++++ Data for processing ++++
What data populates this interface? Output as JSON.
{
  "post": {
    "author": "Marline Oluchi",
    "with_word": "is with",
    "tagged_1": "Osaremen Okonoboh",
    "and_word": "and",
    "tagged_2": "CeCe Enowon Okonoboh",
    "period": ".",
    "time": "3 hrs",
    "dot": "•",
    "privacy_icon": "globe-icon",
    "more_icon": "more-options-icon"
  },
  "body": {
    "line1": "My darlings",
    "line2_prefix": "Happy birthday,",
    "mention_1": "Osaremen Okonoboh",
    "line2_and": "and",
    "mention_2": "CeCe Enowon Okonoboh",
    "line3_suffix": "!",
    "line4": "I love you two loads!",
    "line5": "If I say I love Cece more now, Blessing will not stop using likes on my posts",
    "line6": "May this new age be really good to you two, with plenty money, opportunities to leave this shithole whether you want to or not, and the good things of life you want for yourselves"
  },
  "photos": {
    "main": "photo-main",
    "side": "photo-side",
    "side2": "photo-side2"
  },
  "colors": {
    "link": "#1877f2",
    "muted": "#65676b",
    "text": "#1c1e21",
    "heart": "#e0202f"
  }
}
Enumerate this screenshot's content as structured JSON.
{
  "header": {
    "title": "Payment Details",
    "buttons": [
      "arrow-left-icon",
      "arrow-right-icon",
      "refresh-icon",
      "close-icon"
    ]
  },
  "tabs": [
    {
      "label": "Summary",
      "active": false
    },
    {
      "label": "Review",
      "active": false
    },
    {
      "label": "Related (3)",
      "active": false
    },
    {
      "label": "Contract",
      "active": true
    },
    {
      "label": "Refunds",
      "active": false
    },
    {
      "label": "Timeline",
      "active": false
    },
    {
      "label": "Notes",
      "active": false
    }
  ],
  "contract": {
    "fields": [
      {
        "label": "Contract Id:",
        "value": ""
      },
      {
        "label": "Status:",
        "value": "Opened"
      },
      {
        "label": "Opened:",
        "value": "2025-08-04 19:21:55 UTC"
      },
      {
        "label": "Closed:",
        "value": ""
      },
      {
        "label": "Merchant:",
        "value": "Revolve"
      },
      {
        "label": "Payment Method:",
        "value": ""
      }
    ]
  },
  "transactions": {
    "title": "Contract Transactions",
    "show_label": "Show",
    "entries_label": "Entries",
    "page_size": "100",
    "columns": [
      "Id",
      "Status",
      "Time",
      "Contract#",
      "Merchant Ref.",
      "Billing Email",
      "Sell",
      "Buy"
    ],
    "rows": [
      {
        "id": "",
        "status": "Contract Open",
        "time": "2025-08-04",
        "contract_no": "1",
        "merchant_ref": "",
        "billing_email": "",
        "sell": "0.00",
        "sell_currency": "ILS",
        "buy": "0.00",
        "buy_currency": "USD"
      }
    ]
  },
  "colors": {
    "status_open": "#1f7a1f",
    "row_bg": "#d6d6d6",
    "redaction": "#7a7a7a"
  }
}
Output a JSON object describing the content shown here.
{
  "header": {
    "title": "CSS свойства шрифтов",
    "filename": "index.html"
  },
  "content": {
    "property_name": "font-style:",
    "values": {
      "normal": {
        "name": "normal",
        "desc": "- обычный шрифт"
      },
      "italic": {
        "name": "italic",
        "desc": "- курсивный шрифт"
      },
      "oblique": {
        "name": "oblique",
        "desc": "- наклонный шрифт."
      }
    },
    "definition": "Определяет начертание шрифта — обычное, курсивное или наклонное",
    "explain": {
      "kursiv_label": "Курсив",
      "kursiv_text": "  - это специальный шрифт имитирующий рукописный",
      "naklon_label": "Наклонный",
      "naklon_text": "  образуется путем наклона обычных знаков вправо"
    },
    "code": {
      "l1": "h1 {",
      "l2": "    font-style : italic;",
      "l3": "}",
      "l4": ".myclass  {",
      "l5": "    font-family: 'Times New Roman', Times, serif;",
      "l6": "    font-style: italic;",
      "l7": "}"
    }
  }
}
++++
What to work on >>
Filter lines by "font" and return each hit.

The output >>
    "property_name": "font-style:",
      "l2": "    font-style : italic;",
      "l5": "    font-family: 'Times New Roman', Times, serif;",
      "l6": "    font-style: italic;",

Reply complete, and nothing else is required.